Some records
====

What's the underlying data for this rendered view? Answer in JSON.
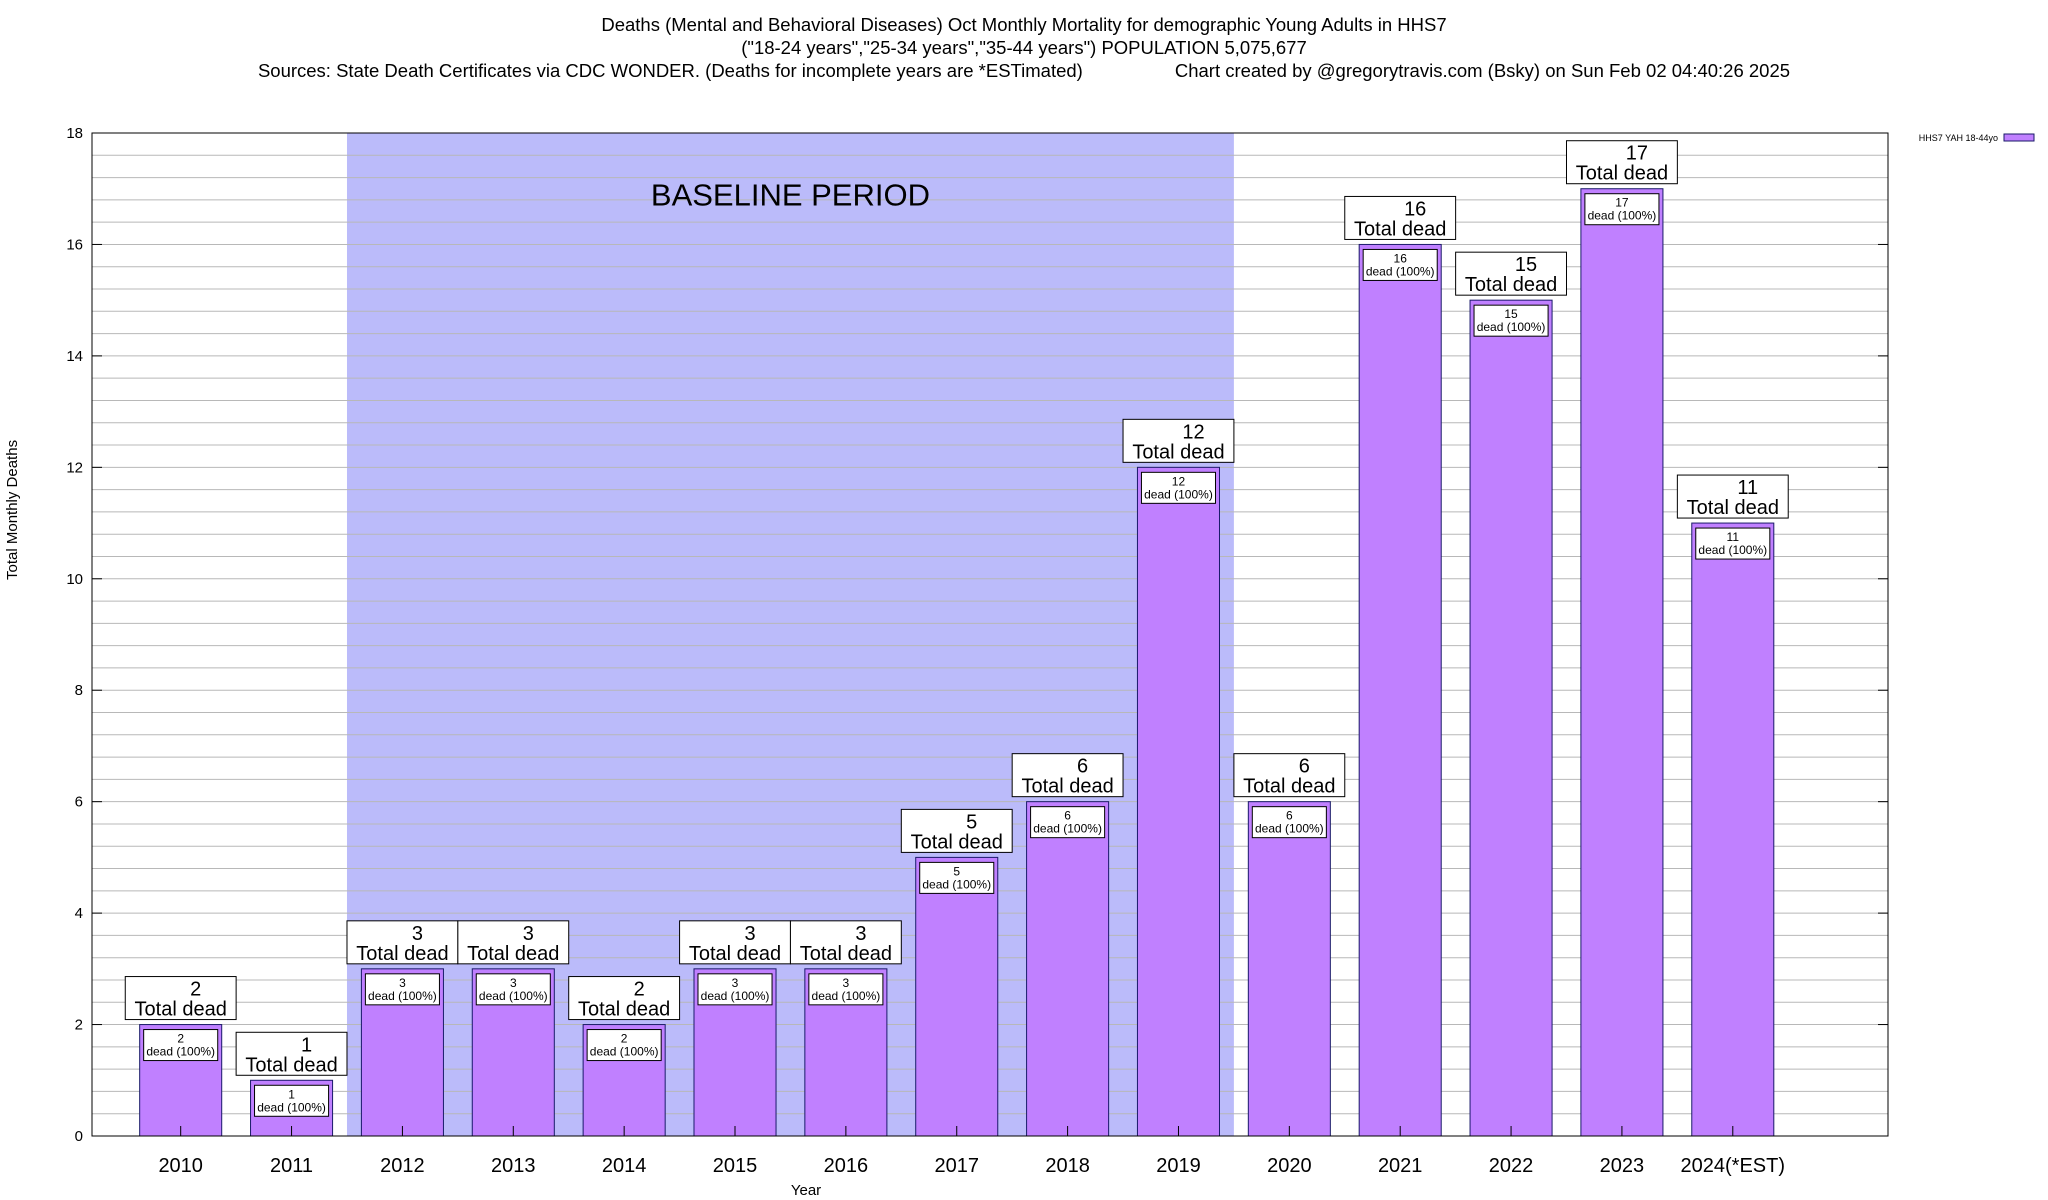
{
  "chart_data": {
    "type": "bar",
    "title_lines": [
      "Deaths (Mental and Behavioral Diseases) Oct Monthly Mortality for demographic Young Adults in HHS7",
      "(\"18-24 years\",\"25-34 years\",\"35-44 years\") POPULATION 5,075,677"
    ],
    "source_text": "Sources: State Death Certificates via CDC WONDER. (Deaths for incomplete years are *ESTimated)",
    "credit_text": "Chart created by @gregorytravis.com (Bsky) on Sun Feb 02 04:40:26 2025",
    "xlabel": "Year",
    "ylabel": "Total Monthly Deaths",
    "ylim": [
      0,
      18
    ],
    "y_ticks": [
      0,
      2,
      4,
      6,
      8,
      10,
      12,
      14,
      16,
      18
    ],
    "y_minor_step": 0.4,
    "categories": [
      "2010",
      "2011",
      "2012",
      "2013",
      "2014",
      "2015",
      "2016",
      "2017",
      "2018",
      "2019",
      "2020",
      "2021",
      "2022",
      "2023",
      "2024(*EST)"
    ],
    "series": [
      {
        "name": "HHS7 YAH 18-44yo",
        "color": "#c080ff",
        "values": [
          2,
          1,
          3,
          3,
          2,
          3,
          3,
          5,
          6,
          12,
          6,
          16,
          15,
          17,
          11
        ]
      }
    ],
    "total_label_suffix": "Total dead",
    "inner_label_suffix": "dead (100%)",
    "baseline": {
      "label": "BASELINE PERIOD",
      "from_category": "2012",
      "to_category": "2019",
      "color": "#bbbbfa"
    },
    "legend_position": "top-right",
    "grid": true
  }
}
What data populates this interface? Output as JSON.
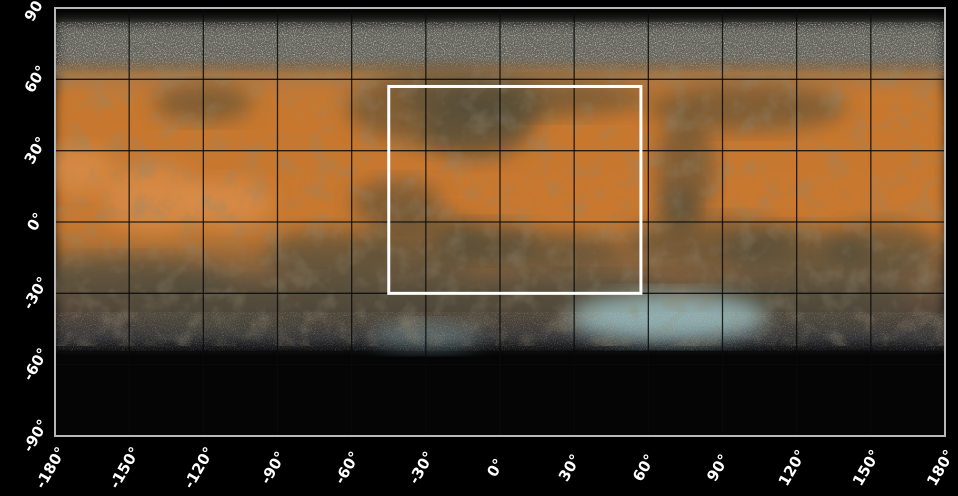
{
  "map": {
    "projection": "simple cylindrical",
    "longitude_range": [
      -180,
      180
    ],
    "latitude_range": [
      -90,
      90
    ],
    "grid_step_degrees": 30,
    "grid_on": true,
    "x_tick_labels": [
      "-180°",
      "-150°",
      "-120°",
      "-90°",
      "-60°",
      "-30°",
      "0°",
      "30°",
      "60°",
      "90°",
      "120°",
      "150°",
      "180°"
    ],
    "y_tick_labels": [
      "90°",
      "60°",
      "30°",
      "0°",
      "-30°",
      "-60°",
      "-90°"
    ],
    "highlight_box": {
      "lon_min": -45,
      "lon_max": 57,
      "lat_min": -30,
      "lat_max": 57
    },
    "colors": {
      "background": "#000000",
      "frame": "#b8b8b8",
      "grid": "#0a0a0a",
      "surface_orange": "#c8782f",
      "surface_dark": "#4a4a3a",
      "polar_frost": "#d8d8c8",
      "southern_frost": "#9ec4c8",
      "highlight_box": "#ffffff"
    }
  }
}
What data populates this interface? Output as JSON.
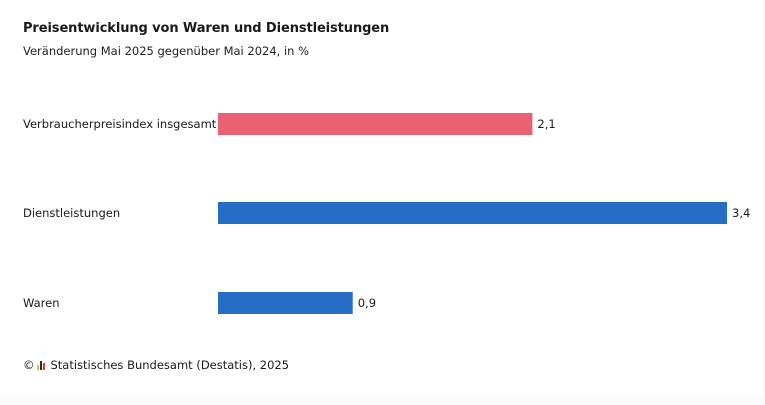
{
  "chart_data": {
    "type": "bar",
    "orientation": "horizontal",
    "title": "Preisentwicklung von Waren und Dienstleistungen",
    "subtitle": "Veränderung Mai 2025 gegenüber Mai 2024, in %",
    "categories": [
      "Verbraucherpreisindex insgesamt",
      "Dienstleistungen",
      "Waren"
    ],
    "values": [
      2.1,
      3.4,
      0.9
    ],
    "value_labels": [
      "2,1",
      "3,4",
      "0,9"
    ],
    "colors": [
      "#e96173",
      "#266ec5",
      "#266ec5"
    ],
    "xlim": [
      0,
      3.4
    ],
    "grid": false,
    "xlabel": "",
    "ylabel": ""
  },
  "footer": {
    "copyright_symbol": "©",
    "source_icon": "destatis-logo-icon",
    "text": "Statistisches Bundesamt (Destatis), 2025"
  }
}
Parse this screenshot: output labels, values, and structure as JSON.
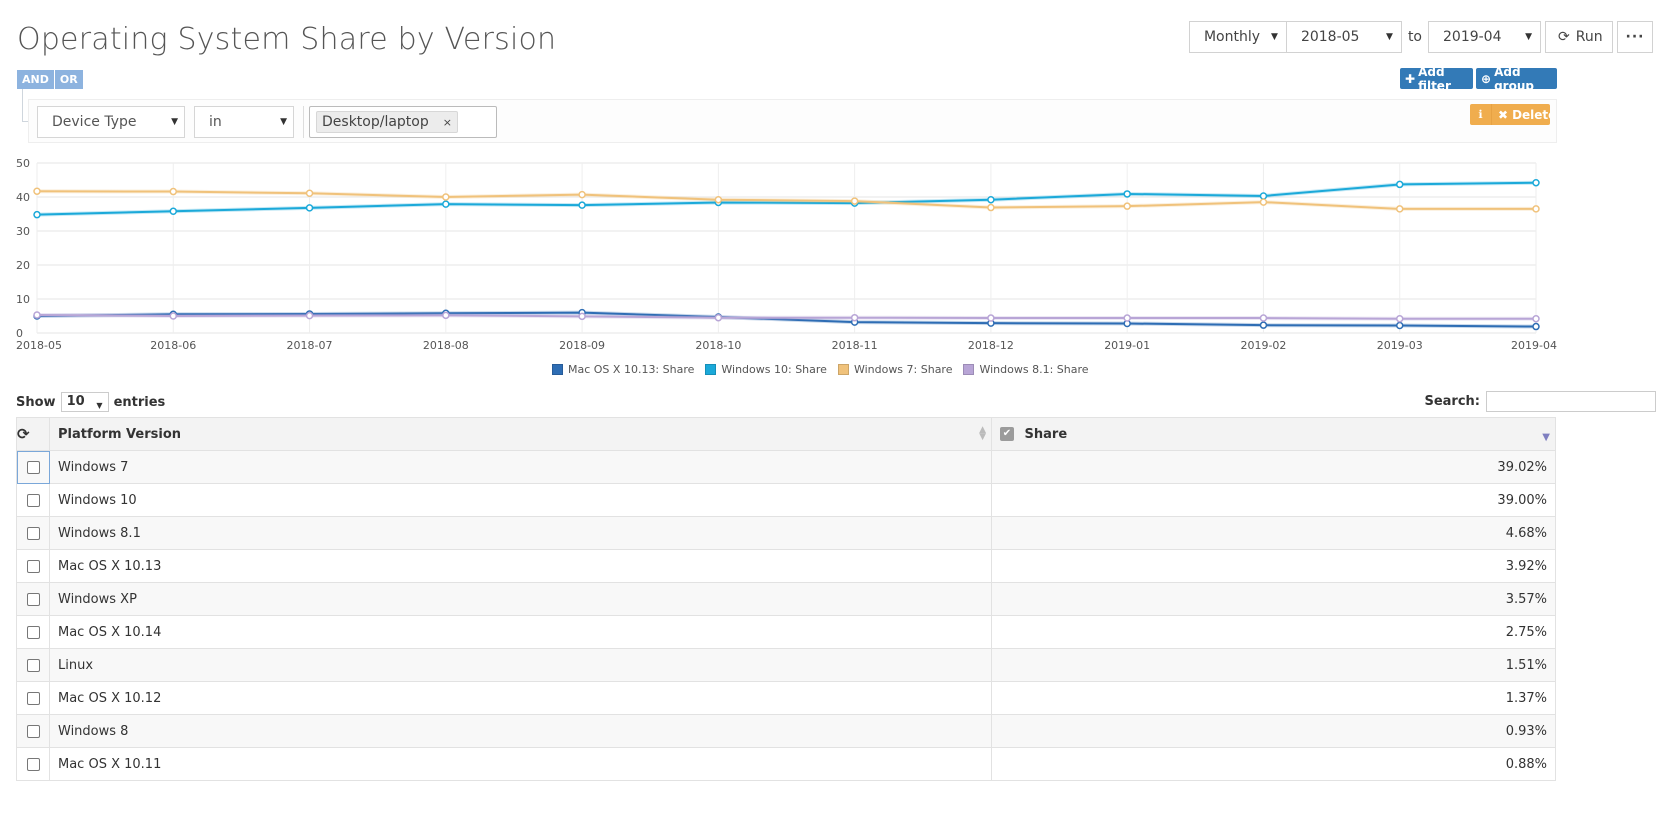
{
  "title": "Operating System Share by Version",
  "controls": {
    "period": "Monthly",
    "from": "2018-05",
    "to_label": "to",
    "to": "2019-04",
    "run_label": "Run",
    "more_label": "···"
  },
  "filters": {
    "and_label": "AND",
    "or_label": "OR",
    "add_filter_label": "Add filter",
    "add_group_label": "Add group",
    "delete_label": "Delete",
    "field": "Device Type",
    "operator": "in",
    "value_tag": "Desktop/laptop",
    "tag_remove": "×"
  },
  "chart_data": {
    "type": "line",
    "x": [
      "2018-05",
      "2018-06",
      "2018-07",
      "2018-08",
      "2018-09",
      "2018-10",
      "2018-11",
      "2018-12",
      "2019-01",
      "2019-02",
      "2019-03",
      "2019-04"
    ],
    "ylim": [
      0,
      50
    ],
    "yticks": [
      0,
      10,
      20,
      30,
      40,
      50
    ],
    "grid": true,
    "legend_position": "bottom",
    "series": [
      {
        "name": "Mac OS X 10.13: Share",
        "color": "#2e6db4",
        "values": [
          5.0,
          5.5,
          5.6,
          5.8,
          6.0,
          4.7,
          3.2,
          2.9,
          2.8,
          2.3,
          2.2,
          1.9
        ]
      },
      {
        "name": "Windows 10: Share",
        "color": "#1ba9d9",
        "values": [
          34.8,
          35.8,
          36.8,
          37.9,
          37.6,
          38.4,
          38.2,
          39.2,
          40.9,
          40.3,
          43.7,
          44.2
        ]
      },
      {
        "name": "Windows 7: Share",
        "color": "#f0c27b",
        "values": [
          41.7,
          41.6,
          41.1,
          40.0,
          40.7,
          39.2,
          38.8,
          36.9,
          37.3,
          38.5,
          36.5,
          36.5
        ]
      },
      {
        "name": "Windows 8.1: Share",
        "color": "#b8a5d6",
        "values": [
          5.3,
          5.0,
          5.1,
          5.2,
          4.9,
          4.5,
          4.5,
          4.4,
          4.4,
          4.4,
          4.2,
          4.2
        ]
      }
    ]
  },
  "table": {
    "show_label": "Show",
    "length_value": "10",
    "entries_label": "entries",
    "search_label": "Search:",
    "col_platform": "Platform Version",
    "col_share": "Share",
    "rows": [
      {
        "platform": "Windows 7",
        "share": "39.02%"
      },
      {
        "platform": "Windows 10",
        "share": "39.00%"
      },
      {
        "platform": "Windows 8.1",
        "share": "4.68%"
      },
      {
        "platform": "Mac OS X 10.13",
        "share": "3.92%"
      },
      {
        "platform": "Windows XP",
        "share": "3.57%"
      },
      {
        "platform": "Mac OS X 10.14",
        "share": "2.75%"
      },
      {
        "platform": "Linux",
        "share": "1.51%"
      },
      {
        "platform": "Mac OS X 10.12",
        "share": "1.37%"
      },
      {
        "platform": "Windows 8",
        "share": "0.93%"
      },
      {
        "platform": "Mac OS X 10.11",
        "share": "0.88%"
      }
    ]
  }
}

====

SET PROBLEM |
Output the full set of records above without changing a word, and drop the images.

SOLUTION TO THIS EXERCISE |
What's the underlying data for this rendered view? Answer in JSON.
{
  "chart_data": {
    "type": "bar",
    "title_lines": [
      "Deaths (Mental and Behavioral Diseases) Oct Monthly Mortality for demographic Young Adults in HHS7",
      "(\"18-24 years\",\"25-34 years\",\"35-44 years\") POPULATION 5,075,677"
    ],
    "source_text": "Sources: State Death Certificates via CDC WONDER. (Deaths for incomplete years are *ESTimated)",
    "credit_text": "Chart created by @gregorytravis.com (Bsky) on Sun Feb 02 04:40:26 2025",
    "xlabel": "Year",
    "ylabel": "Total Monthly Deaths",
    "ylim": [
      0,
      18
    ],
    "y_ticks": [
      0,
      2,
      4,
      6,
      8,
      10,
      12,
      14,
      16,
      18
    ],
    "y_minor_step": 0.4,
    "categories": [
      "2010",
      "2011",
      "2012",
      "2013",
      "2014",
      "2015",
      "2016",
      "2017",
      "2018",
      "2019",
      "2020",
      "2021",
      "2022",
      "2023",
      "2024(*EST)"
    ],
    "series": [
      {
        "name": "HHS7 YAH 18-44yo",
        "color": "#c080ff",
        "values": [
          2,
          1,
          3,
          3,
          2,
          3,
          3,
          5,
          6,
          12,
          6,
          16,
          15,
          17,
          11
        ]
      }
    ],
    "total_label_suffix": "Total dead",
    "inner_label_suffix": "dead (100%)",
    "baseline": {
      "label": "BASELINE PERIOD",
      "from_category": "2012",
      "to_category": "2019",
      "color": "#bbbbfa"
    },
    "legend_position": "top-right",
    "grid": true
  }
}
What data populates this interface? Output as JSON.
{
  "map": {
    "projection": "simple cylindrical",
    "longitude_range": [
      -180,
      180
    ],
    "latitude_range": [
      -90,
      90
    ],
    "grid_step_degrees": 30,
    "grid_on": true,
    "x_tick_labels": [
      "-180°",
      "-150°",
      "-120°",
      "-90°",
      "-60°",
      "-30°",
      "0°",
      "30°",
      "60°",
      "90°",
      "120°",
      "150°",
      "180°"
    ],
    "y_tick_labels": [
      "90°",
      "60°",
      "30°",
      "0°",
      "-30°",
      "-60°",
      "-90°"
    ],
    "highlight_box": {
      "lon_min": -45,
      "lon_max": 57,
      "lat_min": -30,
      "lat_max": 57
    },
    "colors": {
      "background": "#000000",
      "frame": "#b8b8b8",
      "grid": "#0a0a0a",
      "surface_orange": "#c8782f",
      "surface_dark": "#4a4a3a",
      "polar_frost": "#d8d8c8",
      "southern_frost": "#9ec4c8",
      "highlight_box": "#ffffff"
    }
  }
}
What data populates this interface? Output as JSON.
{
  "chart_data": {
    "type": "bar",
    "orientation": "horizontal",
    "title": "Preisentwicklung von Waren und Dienstleistungen",
    "subtitle": "Veränderung Mai 2025 gegenüber Mai 2024, in %",
    "categories": [
      "Verbraucherpreisindex insgesamt",
      "Dienstleistungen",
      "Waren"
    ],
    "values": [
      2.1,
      3.4,
      0.9
    ],
    "value_labels": [
      "2,1",
      "3,4",
      "0,9"
    ],
    "colors": [
      "#e96173",
      "#266ec5",
      "#266ec5"
    ],
    "xlim": [
      0,
      3.4
    ],
    "grid": false,
    "xlabel": "",
    "ylabel": ""
  },
  "footer": {
    "copyright_symbol": "©",
    "source_icon": "destatis-logo-icon",
    "text": "Statistisches Bundesamt (Destatis), 2025"
  }
}
Parse this screenshot: output labels, values, and structure as JSON.
{
  "title": "Operating System Share by Version",
  "controls": {
    "period": "Monthly",
    "from": "2018-05",
    "to_label": "to",
    "to": "2019-04",
    "run_label": "Run",
    "more_label": "···"
  },
  "filters": {
    "and_label": "AND",
    "or_label": "OR",
    "add_filter_label": "Add filter",
    "add_group_label": "Add group",
    "delete_label": "Delete",
    "field": "Device Type",
    "operator": "in",
    "value_tag": "Desktop/laptop",
    "tag_remove": "×"
  },
  "chart_data": {
    "type": "line",
    "x": [
      "2018-05",
      "2018-06",
      "2018-07",
      "2018-08",
      "2018-09",
      "2018-10",
      "2018-11",
      "2018-12",
      "2019-01",
      "2019-02",
      "2019-03",
      "2019-04"
    ],
    "ylim": [
      0,
      50
    ],
    "yticks": [
      0,
      10,
      20,
      30,
      40,
      50
    ],
    "grid": true,
    "legend_position": "bottom",
    "series": [
      {
        "name": "Mac OS X 10.13: Share",
        "color": "#2e6db4",
        "values": [
          5.0,
          5.5,
          5.6,
          5.8,
          6.0,
          4.7,
          3.2,
          2.9,
          2.8,
          2.3,
          2.2,
          1.9
        ]
      },
      {
        "name": "Windows 10: Share",
        "color": "#1ba9d9",
        "values": [
          34.8,
          35.8,
          36.8,
          37.9,
          37.6,
          38.4,
          38.2,
          39.2,
          40.9,
          40.3,
          43.7,
          44.2
        ]
      },
      {
        "name": "Windows 7: Share",
        "color": "#f0c27b",
        "values": [
          41.7,
          41.6,
          41.1,
          40.0,
          40.7,
          39.2,
          38.8,
          36.9,
          37.3,
          38.5,
          36.5,
          36.5
        ]
      },
      {
        "name": "Windows 8.1: Share",
        "color": "#b8a5d6",
        "values": [
          5.3,
          5.0,
          5.1,
          5.2,
          4.9,
          4.5,
          4.5,
          4.4,
          4.4,
          4.4,
          4.2,
          4.2
        ]
      }
    ]
  },
  "table": {
    "show_label": "Show",
    "length_value": "10",
    "entries_label": "entries",
    "search_label": "Search:",
    "col_platform": "Platform Version",
    "col_share": "Share",
    "rows": [
      {
        "platform": "Windows 7",
        "share": "39.02%"
      },
      {
        "platform": "Windows 10",
        "share": "39.00%"
      },
      {
        "platform": "Windows 8.1",
        "share": "4.68%"
      },
      {
        "platform": "Mac OS X 10.13",
        "share": "3.92%"
      },
      {
        "platform": "Windows XP",
        "share": "3.57%"
      },
      {
        "platform": "Mac OS X 10.14",
        "share": "2.75%"
      },
      {
        "platform": "Linux",
        "share": "1.51%"
      },
      {
        "platform": "Mac OS X 10.12",
        "share": "1.37%"
      },
      {
        "platform": "Windows 8",
        "share": "0.93%"
      },
      {
        "platform": "Mac OS X 10.11",
        "share": "0.88%"
      }
    ]
  }
}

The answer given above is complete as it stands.